Task description =
Report how many lines contain "name", with no other words.
%%
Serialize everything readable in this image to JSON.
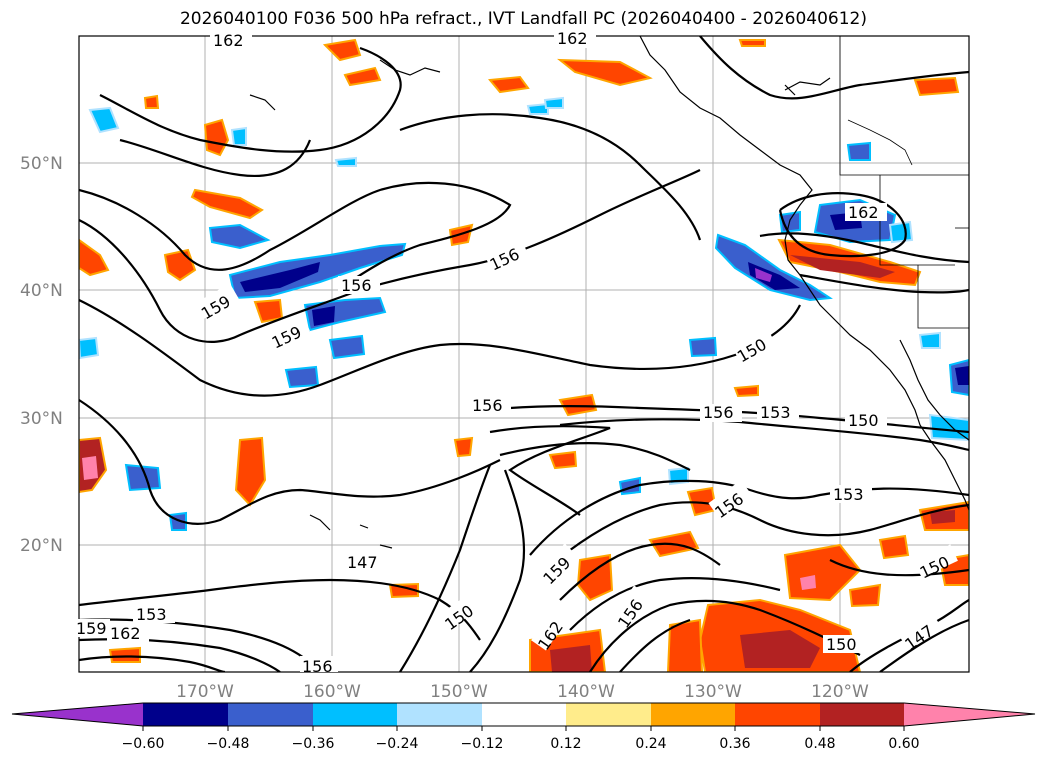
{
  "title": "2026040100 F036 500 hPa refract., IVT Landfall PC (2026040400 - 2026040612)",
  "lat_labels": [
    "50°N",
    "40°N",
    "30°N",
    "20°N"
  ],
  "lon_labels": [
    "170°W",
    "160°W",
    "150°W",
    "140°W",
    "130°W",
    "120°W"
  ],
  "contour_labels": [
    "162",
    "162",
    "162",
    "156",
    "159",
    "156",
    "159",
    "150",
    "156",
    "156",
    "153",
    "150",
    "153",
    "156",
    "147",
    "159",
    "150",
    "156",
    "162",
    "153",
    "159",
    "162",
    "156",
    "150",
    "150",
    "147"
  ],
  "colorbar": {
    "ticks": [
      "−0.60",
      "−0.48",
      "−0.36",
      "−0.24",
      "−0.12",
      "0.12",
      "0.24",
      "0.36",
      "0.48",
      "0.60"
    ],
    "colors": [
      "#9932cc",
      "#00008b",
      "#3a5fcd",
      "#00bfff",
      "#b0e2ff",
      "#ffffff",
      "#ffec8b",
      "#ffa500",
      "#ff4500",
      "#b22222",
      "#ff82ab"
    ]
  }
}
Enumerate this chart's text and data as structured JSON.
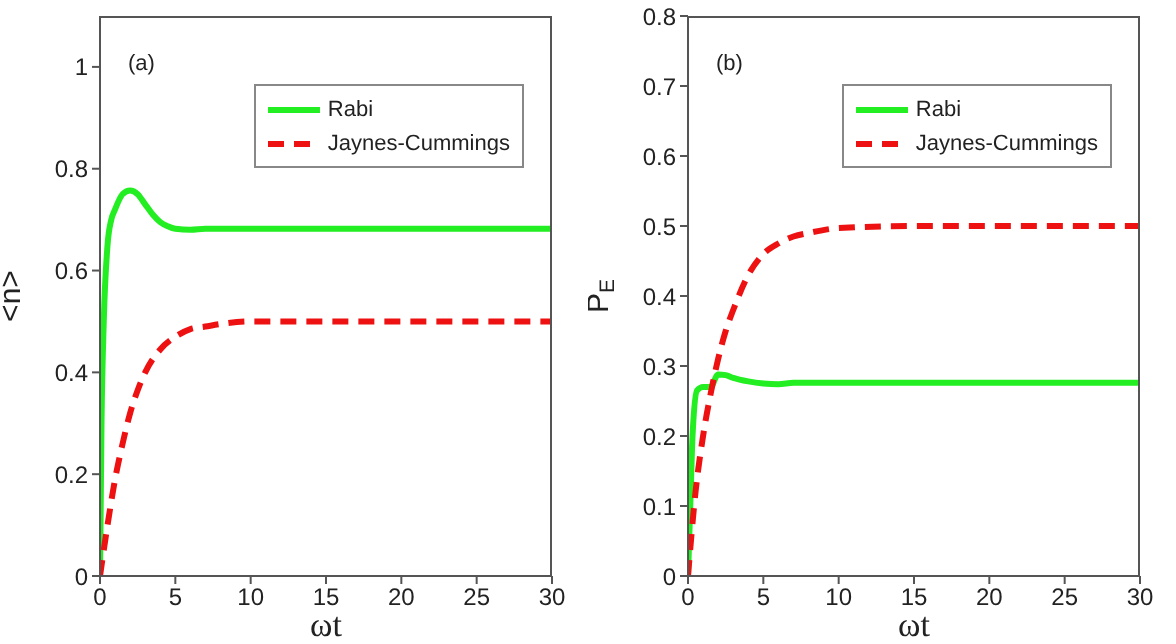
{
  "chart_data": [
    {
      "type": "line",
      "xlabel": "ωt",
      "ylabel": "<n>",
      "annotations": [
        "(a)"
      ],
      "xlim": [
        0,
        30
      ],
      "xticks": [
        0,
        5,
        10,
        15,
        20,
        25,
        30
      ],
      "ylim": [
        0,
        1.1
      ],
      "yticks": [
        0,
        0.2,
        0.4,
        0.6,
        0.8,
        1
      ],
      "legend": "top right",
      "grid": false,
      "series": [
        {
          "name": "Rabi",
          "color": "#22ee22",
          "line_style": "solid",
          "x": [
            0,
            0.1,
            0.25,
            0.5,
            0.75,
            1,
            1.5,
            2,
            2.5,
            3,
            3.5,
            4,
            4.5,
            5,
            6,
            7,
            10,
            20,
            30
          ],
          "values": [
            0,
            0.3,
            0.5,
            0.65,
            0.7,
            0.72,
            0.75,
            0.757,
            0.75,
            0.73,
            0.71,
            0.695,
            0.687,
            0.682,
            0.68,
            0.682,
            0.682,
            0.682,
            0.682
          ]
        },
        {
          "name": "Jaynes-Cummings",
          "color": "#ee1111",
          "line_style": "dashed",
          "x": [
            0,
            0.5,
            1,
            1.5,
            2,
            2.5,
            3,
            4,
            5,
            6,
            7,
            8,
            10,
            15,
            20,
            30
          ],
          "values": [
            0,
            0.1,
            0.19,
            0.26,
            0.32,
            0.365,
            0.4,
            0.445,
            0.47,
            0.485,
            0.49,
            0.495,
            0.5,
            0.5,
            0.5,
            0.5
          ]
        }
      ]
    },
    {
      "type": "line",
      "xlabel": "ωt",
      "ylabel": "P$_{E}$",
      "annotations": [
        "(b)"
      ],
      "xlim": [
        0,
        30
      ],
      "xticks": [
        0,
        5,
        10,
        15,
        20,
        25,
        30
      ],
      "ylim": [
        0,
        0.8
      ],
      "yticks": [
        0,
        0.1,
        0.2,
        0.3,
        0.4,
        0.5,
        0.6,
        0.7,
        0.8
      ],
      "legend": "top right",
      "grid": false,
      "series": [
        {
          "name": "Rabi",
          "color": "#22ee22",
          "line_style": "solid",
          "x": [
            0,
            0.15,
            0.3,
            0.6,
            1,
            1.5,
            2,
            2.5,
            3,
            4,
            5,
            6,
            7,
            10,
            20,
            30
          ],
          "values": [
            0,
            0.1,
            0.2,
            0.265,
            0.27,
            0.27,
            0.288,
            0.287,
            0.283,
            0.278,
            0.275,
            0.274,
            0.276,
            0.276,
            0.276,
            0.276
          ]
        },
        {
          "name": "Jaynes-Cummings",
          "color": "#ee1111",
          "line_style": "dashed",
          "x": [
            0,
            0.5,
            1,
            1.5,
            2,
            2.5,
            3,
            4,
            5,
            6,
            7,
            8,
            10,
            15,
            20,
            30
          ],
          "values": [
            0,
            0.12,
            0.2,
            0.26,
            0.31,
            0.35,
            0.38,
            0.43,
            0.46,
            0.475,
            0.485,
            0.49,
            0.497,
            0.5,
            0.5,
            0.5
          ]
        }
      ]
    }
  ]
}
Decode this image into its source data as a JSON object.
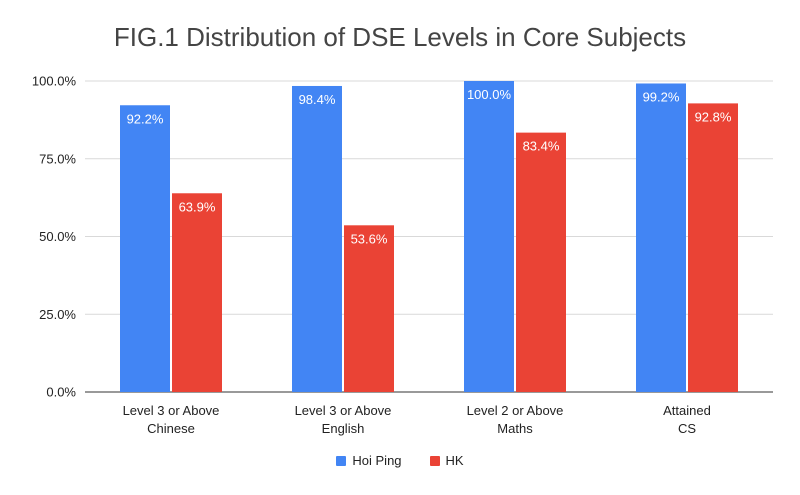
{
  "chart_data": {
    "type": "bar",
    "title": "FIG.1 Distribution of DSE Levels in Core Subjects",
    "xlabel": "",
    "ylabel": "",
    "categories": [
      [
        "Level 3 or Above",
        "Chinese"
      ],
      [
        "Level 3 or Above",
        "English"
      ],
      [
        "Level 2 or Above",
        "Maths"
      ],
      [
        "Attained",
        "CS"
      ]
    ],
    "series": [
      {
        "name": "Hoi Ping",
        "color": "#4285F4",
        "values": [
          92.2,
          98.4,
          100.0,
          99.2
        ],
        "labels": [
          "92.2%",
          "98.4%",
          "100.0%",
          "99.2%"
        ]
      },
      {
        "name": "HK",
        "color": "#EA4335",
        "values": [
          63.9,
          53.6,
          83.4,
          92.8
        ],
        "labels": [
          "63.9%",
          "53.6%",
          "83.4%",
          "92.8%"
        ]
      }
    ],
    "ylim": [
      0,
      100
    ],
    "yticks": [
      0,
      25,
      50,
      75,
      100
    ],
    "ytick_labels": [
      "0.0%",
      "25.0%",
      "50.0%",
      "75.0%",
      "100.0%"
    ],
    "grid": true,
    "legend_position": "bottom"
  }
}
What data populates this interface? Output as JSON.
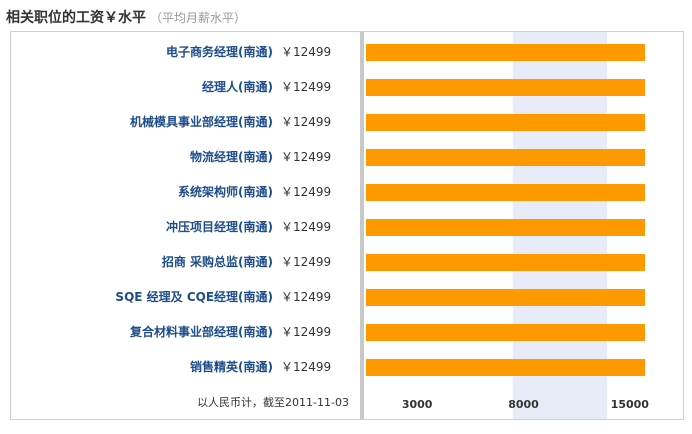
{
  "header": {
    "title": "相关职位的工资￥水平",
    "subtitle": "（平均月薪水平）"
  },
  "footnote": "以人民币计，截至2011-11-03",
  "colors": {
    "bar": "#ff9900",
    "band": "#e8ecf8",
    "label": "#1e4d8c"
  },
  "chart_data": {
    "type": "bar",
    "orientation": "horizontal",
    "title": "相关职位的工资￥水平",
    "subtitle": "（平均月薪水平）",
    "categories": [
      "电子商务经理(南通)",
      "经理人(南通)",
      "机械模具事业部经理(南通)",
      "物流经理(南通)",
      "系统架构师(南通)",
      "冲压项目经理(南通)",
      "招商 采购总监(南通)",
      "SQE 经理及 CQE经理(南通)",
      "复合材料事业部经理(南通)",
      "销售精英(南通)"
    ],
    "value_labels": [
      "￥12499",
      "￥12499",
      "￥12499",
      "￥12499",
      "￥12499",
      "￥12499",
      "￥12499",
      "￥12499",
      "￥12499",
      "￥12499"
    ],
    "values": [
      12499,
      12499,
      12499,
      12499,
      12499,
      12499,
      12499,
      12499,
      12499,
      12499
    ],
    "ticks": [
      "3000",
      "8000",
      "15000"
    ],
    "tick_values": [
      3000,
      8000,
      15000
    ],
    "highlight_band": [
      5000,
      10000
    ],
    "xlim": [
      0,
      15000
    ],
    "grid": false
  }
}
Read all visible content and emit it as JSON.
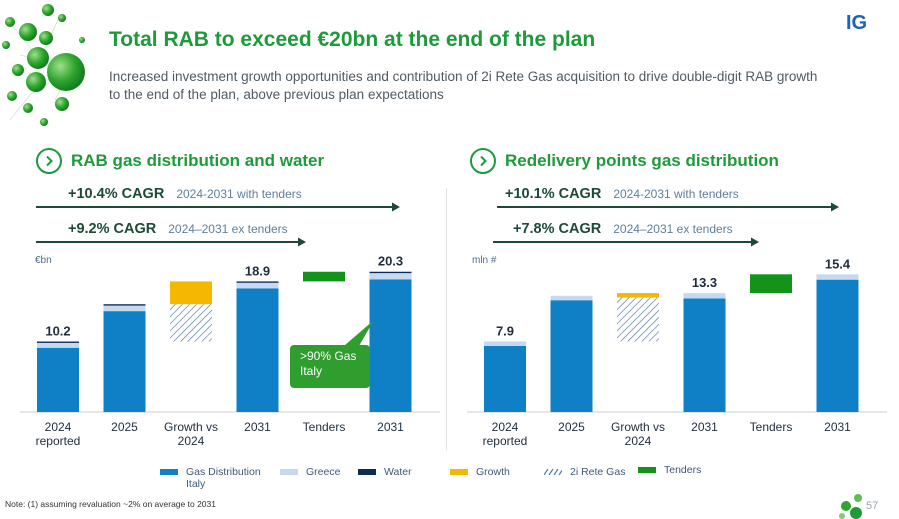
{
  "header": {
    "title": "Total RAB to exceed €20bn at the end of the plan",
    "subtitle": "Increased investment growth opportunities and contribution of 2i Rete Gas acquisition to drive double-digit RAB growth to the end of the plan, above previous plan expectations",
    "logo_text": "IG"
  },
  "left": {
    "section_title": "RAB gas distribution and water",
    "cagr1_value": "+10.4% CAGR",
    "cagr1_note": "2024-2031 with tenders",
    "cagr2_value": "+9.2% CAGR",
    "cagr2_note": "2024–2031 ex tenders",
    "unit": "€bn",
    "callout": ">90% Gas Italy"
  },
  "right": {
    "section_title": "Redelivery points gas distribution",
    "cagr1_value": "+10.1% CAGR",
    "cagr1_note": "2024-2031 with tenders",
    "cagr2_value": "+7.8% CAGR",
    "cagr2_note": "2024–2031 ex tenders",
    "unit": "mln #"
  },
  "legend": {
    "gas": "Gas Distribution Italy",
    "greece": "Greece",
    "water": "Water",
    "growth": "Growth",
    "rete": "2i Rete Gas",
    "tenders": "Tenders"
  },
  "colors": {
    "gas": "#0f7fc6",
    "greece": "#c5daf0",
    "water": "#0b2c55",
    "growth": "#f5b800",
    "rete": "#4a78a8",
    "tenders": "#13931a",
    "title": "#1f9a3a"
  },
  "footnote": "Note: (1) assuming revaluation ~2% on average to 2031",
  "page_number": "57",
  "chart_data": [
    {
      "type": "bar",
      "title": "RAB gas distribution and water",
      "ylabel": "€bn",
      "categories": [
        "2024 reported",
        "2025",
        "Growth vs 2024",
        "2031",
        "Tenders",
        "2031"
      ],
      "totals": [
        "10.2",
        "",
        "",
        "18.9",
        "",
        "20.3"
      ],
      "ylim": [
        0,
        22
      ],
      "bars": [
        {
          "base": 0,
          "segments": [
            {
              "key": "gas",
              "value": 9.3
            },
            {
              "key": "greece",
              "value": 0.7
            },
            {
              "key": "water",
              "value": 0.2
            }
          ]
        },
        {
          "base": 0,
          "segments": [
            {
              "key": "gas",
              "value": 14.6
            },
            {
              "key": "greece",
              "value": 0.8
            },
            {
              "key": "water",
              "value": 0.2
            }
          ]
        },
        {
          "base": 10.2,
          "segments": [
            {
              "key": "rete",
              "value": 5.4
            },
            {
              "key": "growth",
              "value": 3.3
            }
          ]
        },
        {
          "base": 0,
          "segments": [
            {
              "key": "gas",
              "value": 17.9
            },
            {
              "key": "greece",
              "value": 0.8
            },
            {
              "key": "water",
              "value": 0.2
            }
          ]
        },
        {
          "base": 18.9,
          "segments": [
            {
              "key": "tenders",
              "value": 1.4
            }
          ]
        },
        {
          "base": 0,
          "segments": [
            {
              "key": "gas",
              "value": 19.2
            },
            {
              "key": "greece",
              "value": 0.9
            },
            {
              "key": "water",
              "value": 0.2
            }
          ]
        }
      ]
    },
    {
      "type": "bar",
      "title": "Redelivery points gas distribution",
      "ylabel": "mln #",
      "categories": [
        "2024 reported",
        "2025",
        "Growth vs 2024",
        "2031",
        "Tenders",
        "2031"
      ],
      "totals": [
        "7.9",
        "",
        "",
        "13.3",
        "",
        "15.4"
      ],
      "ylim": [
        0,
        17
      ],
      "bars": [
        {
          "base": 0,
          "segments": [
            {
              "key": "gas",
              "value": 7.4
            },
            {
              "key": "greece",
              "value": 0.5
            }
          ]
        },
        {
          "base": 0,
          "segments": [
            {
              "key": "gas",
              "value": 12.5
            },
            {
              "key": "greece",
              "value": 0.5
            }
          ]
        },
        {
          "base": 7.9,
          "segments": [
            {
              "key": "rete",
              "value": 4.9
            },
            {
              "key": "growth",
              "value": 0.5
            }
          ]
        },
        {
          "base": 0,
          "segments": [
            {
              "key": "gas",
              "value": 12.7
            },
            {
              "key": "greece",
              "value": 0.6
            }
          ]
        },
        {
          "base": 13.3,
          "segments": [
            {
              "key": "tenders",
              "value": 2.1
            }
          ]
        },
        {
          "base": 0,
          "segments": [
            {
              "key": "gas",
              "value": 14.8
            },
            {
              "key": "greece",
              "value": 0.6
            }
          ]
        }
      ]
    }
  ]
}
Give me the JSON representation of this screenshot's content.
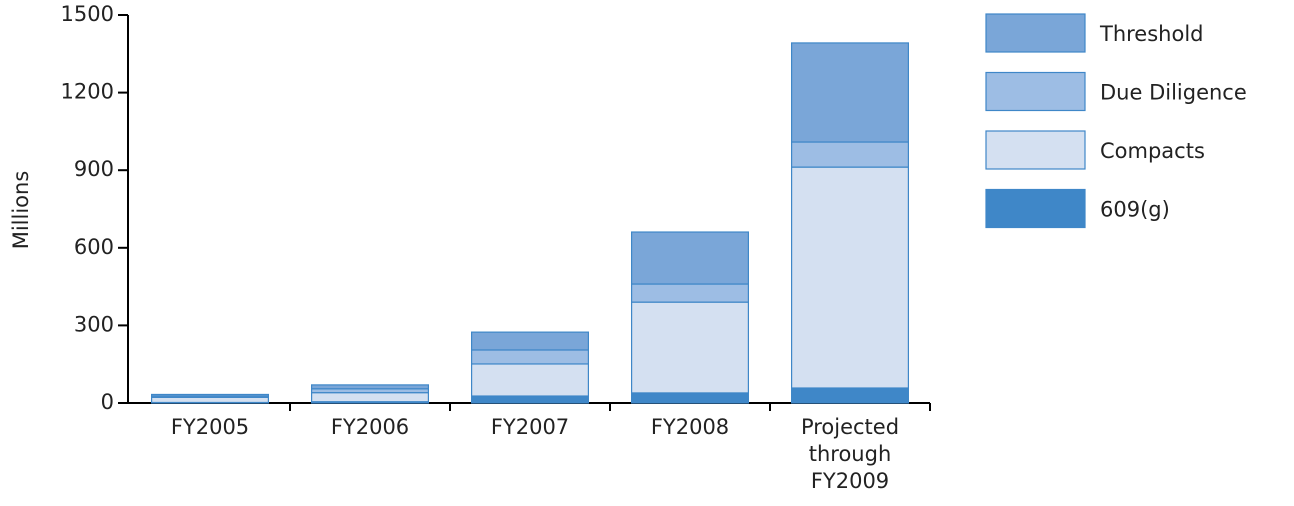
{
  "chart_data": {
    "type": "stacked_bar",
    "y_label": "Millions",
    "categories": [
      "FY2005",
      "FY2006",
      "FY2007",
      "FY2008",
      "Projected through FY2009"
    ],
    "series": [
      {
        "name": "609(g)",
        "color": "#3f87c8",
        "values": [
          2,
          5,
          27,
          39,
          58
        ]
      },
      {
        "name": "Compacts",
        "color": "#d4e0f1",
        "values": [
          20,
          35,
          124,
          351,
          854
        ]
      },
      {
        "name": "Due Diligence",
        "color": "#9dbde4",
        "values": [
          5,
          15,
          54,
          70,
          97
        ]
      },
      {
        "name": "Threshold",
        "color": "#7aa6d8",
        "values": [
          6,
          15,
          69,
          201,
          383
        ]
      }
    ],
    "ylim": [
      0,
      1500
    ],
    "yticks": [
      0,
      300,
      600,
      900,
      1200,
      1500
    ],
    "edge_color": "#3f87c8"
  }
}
%%
Task result =
10